→ TASK STATEMENT
Line count for "besökare": report how many lines in this material hold that string, with the number alone as the answer.

→ DATASET
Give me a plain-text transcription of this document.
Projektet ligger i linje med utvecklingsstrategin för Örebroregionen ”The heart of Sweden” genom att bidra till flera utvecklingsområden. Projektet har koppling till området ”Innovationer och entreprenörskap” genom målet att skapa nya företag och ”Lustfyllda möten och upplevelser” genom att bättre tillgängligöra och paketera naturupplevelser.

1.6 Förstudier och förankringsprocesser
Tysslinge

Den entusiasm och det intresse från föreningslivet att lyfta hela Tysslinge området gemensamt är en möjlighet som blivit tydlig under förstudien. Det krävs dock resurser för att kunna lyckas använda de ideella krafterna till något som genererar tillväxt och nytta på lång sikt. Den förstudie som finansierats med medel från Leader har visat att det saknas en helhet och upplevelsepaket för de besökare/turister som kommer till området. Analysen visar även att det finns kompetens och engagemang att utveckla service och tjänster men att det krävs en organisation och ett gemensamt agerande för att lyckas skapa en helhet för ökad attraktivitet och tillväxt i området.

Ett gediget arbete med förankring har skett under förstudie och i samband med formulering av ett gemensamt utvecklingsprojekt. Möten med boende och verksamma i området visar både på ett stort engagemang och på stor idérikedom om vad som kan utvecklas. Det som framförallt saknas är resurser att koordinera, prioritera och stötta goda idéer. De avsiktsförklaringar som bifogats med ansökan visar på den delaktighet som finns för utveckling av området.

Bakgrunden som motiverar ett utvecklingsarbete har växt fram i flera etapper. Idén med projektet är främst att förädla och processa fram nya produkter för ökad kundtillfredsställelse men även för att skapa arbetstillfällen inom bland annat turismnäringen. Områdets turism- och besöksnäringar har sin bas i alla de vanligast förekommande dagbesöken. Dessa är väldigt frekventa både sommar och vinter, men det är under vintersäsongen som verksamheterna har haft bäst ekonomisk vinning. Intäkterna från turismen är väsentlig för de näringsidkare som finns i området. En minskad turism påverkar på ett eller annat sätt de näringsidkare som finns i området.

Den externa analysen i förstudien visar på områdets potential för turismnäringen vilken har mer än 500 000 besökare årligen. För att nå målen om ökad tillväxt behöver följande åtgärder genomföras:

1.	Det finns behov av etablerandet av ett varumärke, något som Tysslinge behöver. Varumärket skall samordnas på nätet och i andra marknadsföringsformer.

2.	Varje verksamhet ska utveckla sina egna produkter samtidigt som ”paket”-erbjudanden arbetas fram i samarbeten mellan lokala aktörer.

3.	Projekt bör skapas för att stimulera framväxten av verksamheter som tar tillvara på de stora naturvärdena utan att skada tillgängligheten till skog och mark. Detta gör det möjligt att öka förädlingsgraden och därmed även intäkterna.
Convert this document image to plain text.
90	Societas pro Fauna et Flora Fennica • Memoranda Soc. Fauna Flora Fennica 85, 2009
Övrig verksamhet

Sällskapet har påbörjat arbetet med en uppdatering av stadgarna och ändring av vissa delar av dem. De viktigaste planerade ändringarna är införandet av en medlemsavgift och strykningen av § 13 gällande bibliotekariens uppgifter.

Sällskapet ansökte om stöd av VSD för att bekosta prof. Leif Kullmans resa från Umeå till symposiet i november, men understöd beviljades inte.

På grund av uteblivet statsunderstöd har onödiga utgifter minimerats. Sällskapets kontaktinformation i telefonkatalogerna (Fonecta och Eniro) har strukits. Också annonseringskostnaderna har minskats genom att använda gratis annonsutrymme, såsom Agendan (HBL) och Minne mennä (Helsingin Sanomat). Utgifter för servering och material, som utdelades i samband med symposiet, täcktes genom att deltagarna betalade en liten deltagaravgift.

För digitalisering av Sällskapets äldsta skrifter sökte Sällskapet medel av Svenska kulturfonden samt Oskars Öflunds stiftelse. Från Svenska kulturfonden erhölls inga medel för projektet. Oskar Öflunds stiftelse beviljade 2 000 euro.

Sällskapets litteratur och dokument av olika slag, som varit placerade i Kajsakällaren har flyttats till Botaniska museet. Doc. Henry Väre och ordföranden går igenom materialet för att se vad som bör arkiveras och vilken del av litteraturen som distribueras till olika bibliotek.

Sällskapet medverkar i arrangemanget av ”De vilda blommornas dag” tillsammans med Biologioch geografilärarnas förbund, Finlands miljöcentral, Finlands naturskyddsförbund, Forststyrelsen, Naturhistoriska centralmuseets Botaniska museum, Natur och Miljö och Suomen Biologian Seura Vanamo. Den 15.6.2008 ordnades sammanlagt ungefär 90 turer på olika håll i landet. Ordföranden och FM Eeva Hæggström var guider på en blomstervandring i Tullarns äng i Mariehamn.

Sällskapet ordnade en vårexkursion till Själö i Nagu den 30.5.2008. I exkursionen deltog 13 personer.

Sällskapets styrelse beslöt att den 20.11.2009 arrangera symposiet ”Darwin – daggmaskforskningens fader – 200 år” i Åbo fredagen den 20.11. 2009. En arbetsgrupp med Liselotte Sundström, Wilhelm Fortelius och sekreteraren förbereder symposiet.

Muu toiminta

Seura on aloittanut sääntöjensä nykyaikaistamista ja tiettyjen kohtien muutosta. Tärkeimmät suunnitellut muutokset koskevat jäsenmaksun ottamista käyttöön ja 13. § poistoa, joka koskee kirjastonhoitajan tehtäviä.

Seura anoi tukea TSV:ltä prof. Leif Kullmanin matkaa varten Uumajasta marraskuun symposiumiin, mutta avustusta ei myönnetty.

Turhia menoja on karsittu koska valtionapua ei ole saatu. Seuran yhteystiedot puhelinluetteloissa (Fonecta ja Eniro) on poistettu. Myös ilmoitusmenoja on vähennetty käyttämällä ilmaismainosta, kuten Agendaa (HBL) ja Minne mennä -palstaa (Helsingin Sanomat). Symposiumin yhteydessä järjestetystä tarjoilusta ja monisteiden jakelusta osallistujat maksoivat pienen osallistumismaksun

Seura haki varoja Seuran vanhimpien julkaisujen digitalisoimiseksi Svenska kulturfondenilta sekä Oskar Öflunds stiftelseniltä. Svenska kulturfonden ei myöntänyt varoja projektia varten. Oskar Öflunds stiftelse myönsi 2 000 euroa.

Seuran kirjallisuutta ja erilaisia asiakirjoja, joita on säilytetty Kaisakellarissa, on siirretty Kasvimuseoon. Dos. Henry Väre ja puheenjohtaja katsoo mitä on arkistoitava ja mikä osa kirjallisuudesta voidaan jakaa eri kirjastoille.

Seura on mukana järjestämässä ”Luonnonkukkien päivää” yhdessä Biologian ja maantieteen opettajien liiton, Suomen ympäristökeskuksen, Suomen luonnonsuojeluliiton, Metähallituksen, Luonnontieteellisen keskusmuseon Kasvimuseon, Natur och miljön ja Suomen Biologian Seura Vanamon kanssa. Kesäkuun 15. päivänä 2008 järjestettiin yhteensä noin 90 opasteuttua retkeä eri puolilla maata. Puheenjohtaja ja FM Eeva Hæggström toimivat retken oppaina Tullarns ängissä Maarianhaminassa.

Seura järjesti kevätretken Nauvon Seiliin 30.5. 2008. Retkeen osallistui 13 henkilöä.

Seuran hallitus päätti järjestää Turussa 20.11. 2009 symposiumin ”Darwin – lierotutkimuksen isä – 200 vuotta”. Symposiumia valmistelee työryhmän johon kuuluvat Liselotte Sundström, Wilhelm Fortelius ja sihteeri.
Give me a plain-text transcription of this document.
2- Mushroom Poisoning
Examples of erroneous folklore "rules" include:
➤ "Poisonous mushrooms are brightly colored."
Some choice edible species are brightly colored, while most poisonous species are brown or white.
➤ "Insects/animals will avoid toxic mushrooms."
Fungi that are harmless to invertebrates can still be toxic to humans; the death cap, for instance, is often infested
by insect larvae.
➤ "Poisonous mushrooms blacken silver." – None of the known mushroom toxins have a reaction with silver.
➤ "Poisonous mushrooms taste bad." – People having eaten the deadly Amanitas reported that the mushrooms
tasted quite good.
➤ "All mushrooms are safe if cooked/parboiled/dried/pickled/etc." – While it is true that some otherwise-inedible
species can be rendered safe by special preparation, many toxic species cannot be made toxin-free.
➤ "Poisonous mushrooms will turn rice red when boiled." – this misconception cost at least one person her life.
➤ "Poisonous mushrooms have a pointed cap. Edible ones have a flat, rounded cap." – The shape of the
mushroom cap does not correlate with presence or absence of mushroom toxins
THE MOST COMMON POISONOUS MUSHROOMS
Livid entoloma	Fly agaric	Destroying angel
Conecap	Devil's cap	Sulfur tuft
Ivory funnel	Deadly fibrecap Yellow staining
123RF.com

→ TASK OUTPUT
2